Trouble with Read User Mail loading




omega system information
SYSTEM INFORMATION     
System hostname omega (72.45.208.227)
Operating system Debian Linux 13
Time on system Sunday, July 12, 2026 12:28 PM
Kernel and CPU Linux 6.12.94+deb13-amd64 on x86_64
Processor information Intel(R) Xeon(R) CPU E5-2680 v4 @ 2.40GHz, 28 cores
CPU temperatures Core 1: 33 °C Core 2: 33 °C Core 3: 33 °C Core 4: 32 °C Core 5: 32 °C Core 6: 33 °C Core 7: 32 °C Core 9: 33 °C Core 10: 32 °C Core 11: 32 °C Core 12: 32 °C Core 13: 33 °C Core 14: 32 °C Core 15: 32 °C
System uptime 11 days, 2 hours, 04 minutes
Running processes 404
CPU load averages 0.25 (1 min) 0.35 (5 mins) 0.32 (15 mins)
Real memory 35.73 GiB used / 116.52 GiB cached / 188.58 GiB total
Virtual memory 0 bytes used / 191.87 GiB total
Local disk space 1.25 TiB used / 20.38 TiB free / 21.64 TiB total
Package updates All installed packages are up to date
SOFTWARE VERSIONS       
Webmin version 2.651
Usermin version 2.550
Virtualmin version 8.1.0 Professional
Authentic theme version 26.50.2
Perl version 5.040001
Path to Perl /usr/bin/perl
Python version 3.13.5
Path to Python /bin/python3.13
BIND version 9.20.23
Postfix version 3.10.12
Mail injection command /usr/lib/sendmail -t
Apache version 2.4.68
PHP versions 8.4.23
Logrotate version 3.22.0
MariaDB version 11.8.6
SpamAssassin version 4.0.1
ClamAV version 1.4.3
VIRTUALMIN COUNTS        
Virtual servers 9
DNS domains 9
Websites 9
Websites SSL 9
Website aliases 0
Mail domains 4
Databases 4
Mail/FTP users 24
Mail aliases 49

This is on one of my newest servers, where I decided to set it up with Debian instead of Ubuntu like my older servers. The feature was working, until it wasn’t. I don’t use it that often, so it’s not a big deal. Lately, I’ve been using the Tools → File Manager to open older mails I wanted to look at.

——————————

§ Instructions for the task:
Output the lines of the Read User Mail post between "Operating system Debian" and "0.32 (15 mins)", inclusive, copied word for word.

§ Data provided:
——————————

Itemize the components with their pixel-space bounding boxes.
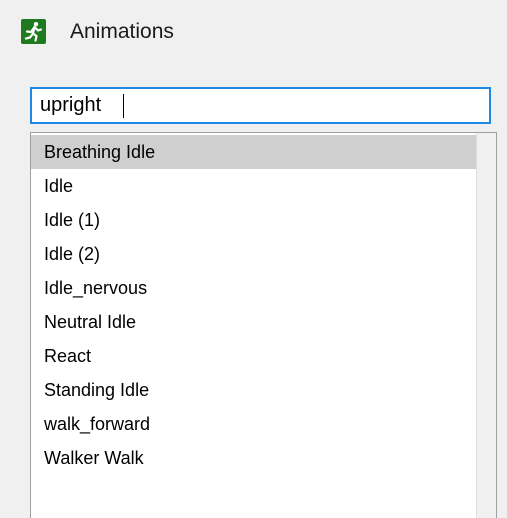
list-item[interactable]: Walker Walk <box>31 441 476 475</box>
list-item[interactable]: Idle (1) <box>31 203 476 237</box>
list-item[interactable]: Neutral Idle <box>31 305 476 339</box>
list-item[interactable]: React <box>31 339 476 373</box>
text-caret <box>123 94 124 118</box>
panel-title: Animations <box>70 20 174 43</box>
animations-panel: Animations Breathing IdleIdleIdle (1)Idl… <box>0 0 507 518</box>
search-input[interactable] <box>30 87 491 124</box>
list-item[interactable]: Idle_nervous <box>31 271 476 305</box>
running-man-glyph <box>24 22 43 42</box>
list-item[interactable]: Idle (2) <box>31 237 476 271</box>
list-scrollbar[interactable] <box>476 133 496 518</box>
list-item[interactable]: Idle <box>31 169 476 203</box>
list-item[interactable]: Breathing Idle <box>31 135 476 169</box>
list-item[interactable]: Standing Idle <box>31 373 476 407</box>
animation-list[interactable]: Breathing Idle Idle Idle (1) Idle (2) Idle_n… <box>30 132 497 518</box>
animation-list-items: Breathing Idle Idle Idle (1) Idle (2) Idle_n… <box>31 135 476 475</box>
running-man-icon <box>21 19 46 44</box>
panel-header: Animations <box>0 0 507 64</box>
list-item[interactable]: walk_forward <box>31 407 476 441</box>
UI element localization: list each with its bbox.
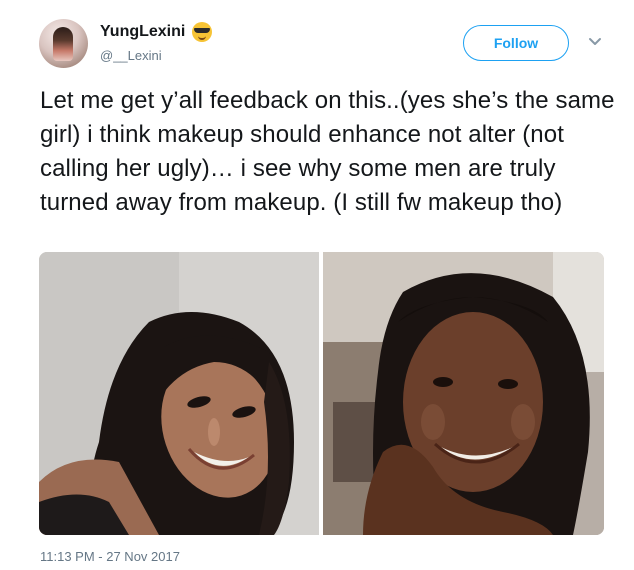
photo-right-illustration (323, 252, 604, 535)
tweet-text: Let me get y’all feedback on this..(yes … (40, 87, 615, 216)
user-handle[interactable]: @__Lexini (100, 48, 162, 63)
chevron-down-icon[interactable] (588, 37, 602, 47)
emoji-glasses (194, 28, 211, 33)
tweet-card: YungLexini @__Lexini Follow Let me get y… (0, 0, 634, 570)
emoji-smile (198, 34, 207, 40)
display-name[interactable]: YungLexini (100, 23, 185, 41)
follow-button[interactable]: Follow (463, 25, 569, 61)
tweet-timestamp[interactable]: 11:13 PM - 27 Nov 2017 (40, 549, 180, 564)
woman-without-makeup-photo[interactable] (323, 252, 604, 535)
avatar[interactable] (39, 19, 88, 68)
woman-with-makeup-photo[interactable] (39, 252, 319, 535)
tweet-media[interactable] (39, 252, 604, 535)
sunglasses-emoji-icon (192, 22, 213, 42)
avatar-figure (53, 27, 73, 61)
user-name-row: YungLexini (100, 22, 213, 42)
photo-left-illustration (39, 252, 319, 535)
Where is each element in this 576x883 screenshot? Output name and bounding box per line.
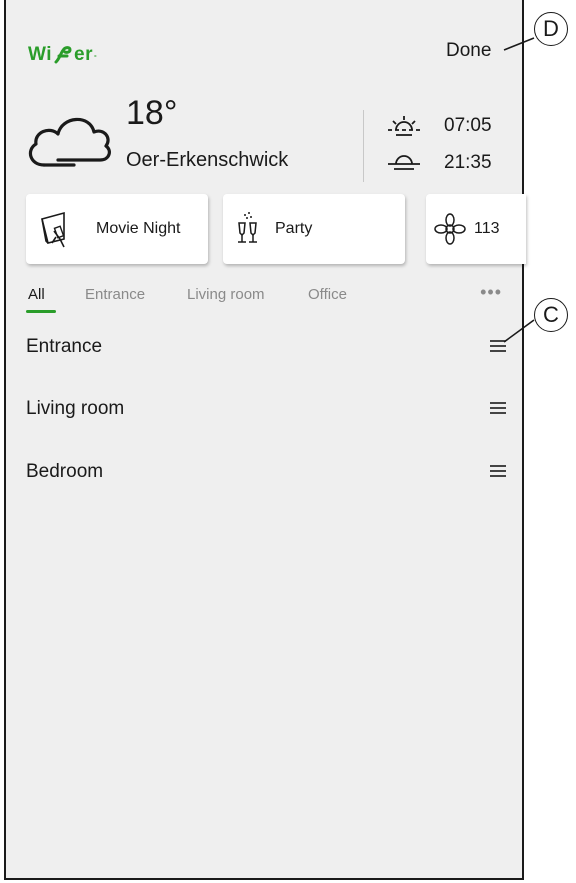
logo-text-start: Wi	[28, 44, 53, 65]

——————————

§ Exercise result:
Operating system Debian Linux 13
Time on system Sunday, July 12, 2026 12:28 PM
Kernel and CPU Linux 6.12.94+deb13-amd64 on x86_64
Processor information Intel(R) Xeon(R) CPU E5-2680 v4 @ 2.40GHz, 28 cores
CPU temperatures Core 1: 33 °C Core 2: 33 °C Core 3: 33 °C Core 4: 32 °C Core 5: 32 °C Core 6: 33 °C Core 7: 32 °C Core 9: 33 °C Core 10: 32 °C Core 11: 32 °C Core 12: 32 °C Core 13: 33 °C Core 14: 32 °C Core 15: 32 °C
System uptime 11 days, 2 hours, 04 minutes
Running processes 404
CPU load averages 0.25 (1 min) 0.35 (5 mins) 0.32 (15 mins)